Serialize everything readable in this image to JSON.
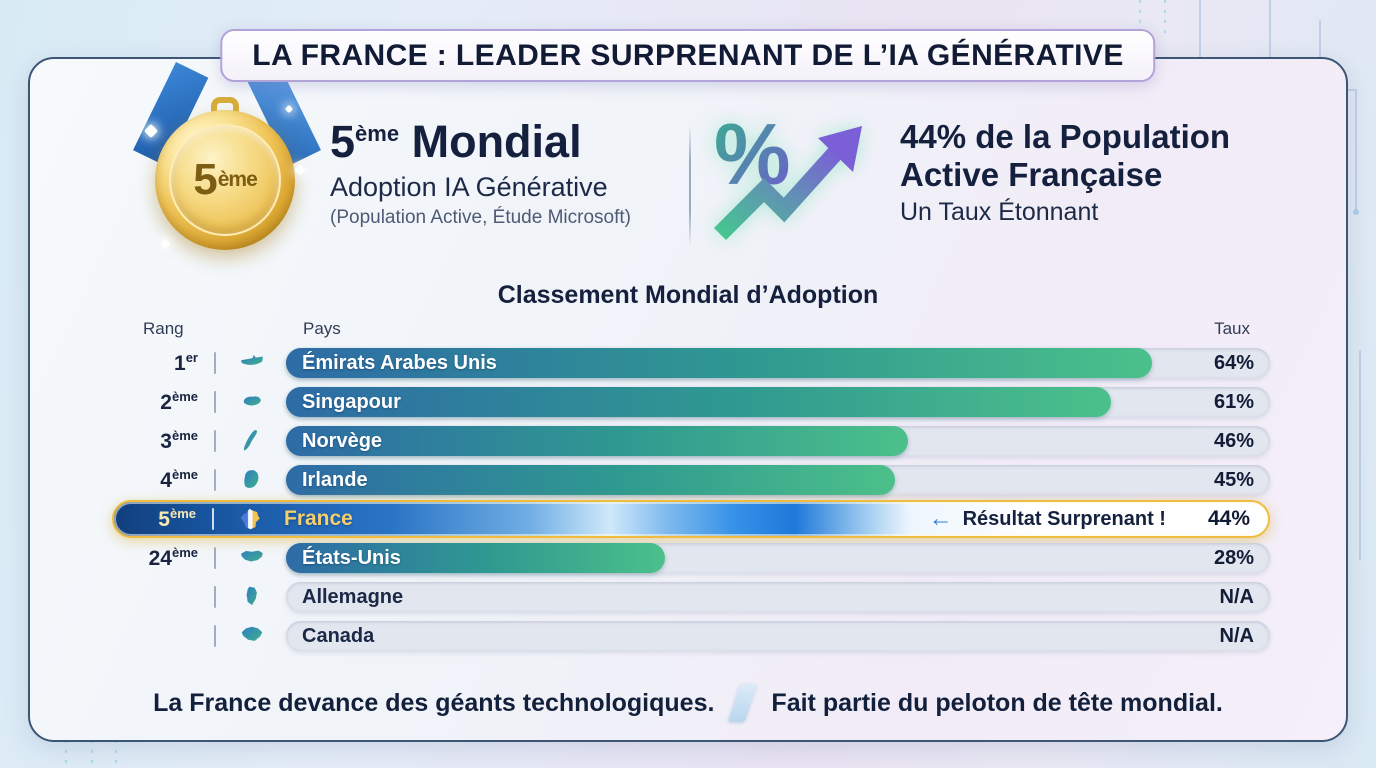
{
  "banner": {
    "title": "LA FRANCE : LEADER SURPRENANT DE L’IA GÉNÉRATIVE"
  },
  "hero": {
    "medal": {
      "icon": "gold-medal-icon",
      "number": "5",
      "suffix": "ème"
    },
    "rank_title": {
      "number": "5",
      "suffix": "ème",
      "rest": "Mondial"
    },
    "subtitle": "Adoption IA Générative",
    "source_note": "(Population Active, Étude Microsoft)",
    "stat_icon": "percent-growth-arrow-icon",
    "percent_glyph": "%",
    "stat_line1": "44% de la Population",
    "stat_line2": "Active Française",
    "stat_line3": "Un Taux Étonnant"
  },
  "chart": {
    "title": "Classement Mondial d’Adoption",
    "col_rank": "Rang",
    "col_country": "Pays",
    "col_rate": "Taux",
    "rows": [
      {
        "rank": "1",
        "rank_suffix": "er",
        "flag_icon": "uae-map-icon",
        "country": "Émirats Arabes Unis",
        "value": 64,
        "rate_label": "64%"
      },
      {
        "rank": "2",
        "rank_suffix": "ème",
        "flag_icon": "singapore-map-icon",
        "country": "Singapour",
        "value": 61,
        "rate_label": "61%"
      },
      {
        "rank": "3",
        "rank_suffix": "ème",
        "flag_icon": "norway-map-icon",
        "country": "Norvège",
        "value": 46,
        "rate_label": "46%"
      },
      {
        "rank": "4",
        "rank_suffix": "ème",
        "flag_icon": "ireland-map-icon",
        "country": "Irlande",
        "value": 45,
        "rate_label": "45%"
      },
      {
        "rank": "5",
        "rank_suffix": "ème",
        "flag_icon": "france-map-icon",
        "country": "France",
        "value": 44,
        "rate_label": "44%"
      },
      {
        "rank": "24",
        "rank_suffix": "ème",
        "flag_icon": "usa-map-icon",
        "country": "États-Unis",
        "value": 28,
        "rate_label": "28%"
      },
      {
        "rank": "",
        "rank_suffix": "",
        "flag_icon": "germany-map-icon",
        "country": "Allemagne",
        "value": null,
        "rate_label": "N/A"
      },
      {
        "rank": "",
        "rank_suffix": "",
        "flag_icon": "canada-map-icon",
        "country": "Canada",
        "value": null,
        "rate_label": "N/A"
      }
    ],
    "annotation": {
      "arrow_icon": "left-arrow-icon",
      "arrow": "←",
      "text": "Résultat Surprenant !"
    }
  },
  "footer": {
    "left": "La France devance des géants technologiques.",
    "right": "Fait partie du peloton de tête mondial."
  },
  "colors": {
    "navy_text": "#14203d",
    "gold_accent": "#eebd3f",
    "gold_label": "#f4cf6d",
    "bar_gradient_start": "#2e6ba6",
    "bar_gradient_end": "#4cc08b",
    "france_bar_blue": "#1f78d9",
    "track_gray": "#e2e6ef",
    "annotation_arrow_blue": "#2f7ddb",
    "banner_border_purple": "#b2a3d8",
    "panel_border": "#3c5674"
  },
  "chart_data": {
    "type": "bar",
    "orientation": "horizontal",
    "title": "Classement Mondial d’Adoption",
    "categories": [
      "Émirats Arabes Unis",
      "Singapour",
      "Norvège",
      "Irlande",
      "France",
      "États-Unis",
      "Allemagne",
      "Canada"
    ],
    "values": [
      64,
      61,
      46,
      45,
      44,
      28,
      null,
      null
    ],
    "value_labels": [
      "64%",
      "61%",
      "46%",
      "45%",
      "44%",
      "28%",
      "N/A",
      "N/A"
    ],
    "ranks": [
      "1er",
      "2ème",
      "3ème",
      "4ème",
      "5ème",
      "24ème",
      "",
      ""
    ],
    "xlabel": "Taux",
    "ylabel": "Pays",
    "xlim": [
      0,
      72
    ],
    "grid": false,
    "legend": false,
    "highlight_category": "France",
    "highlight_annotation": "← Résultat Surprenant !"
  }
}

#####

In the records above, how many lines contain the word "Unis"? Give the number alone.

▸ Written solution
4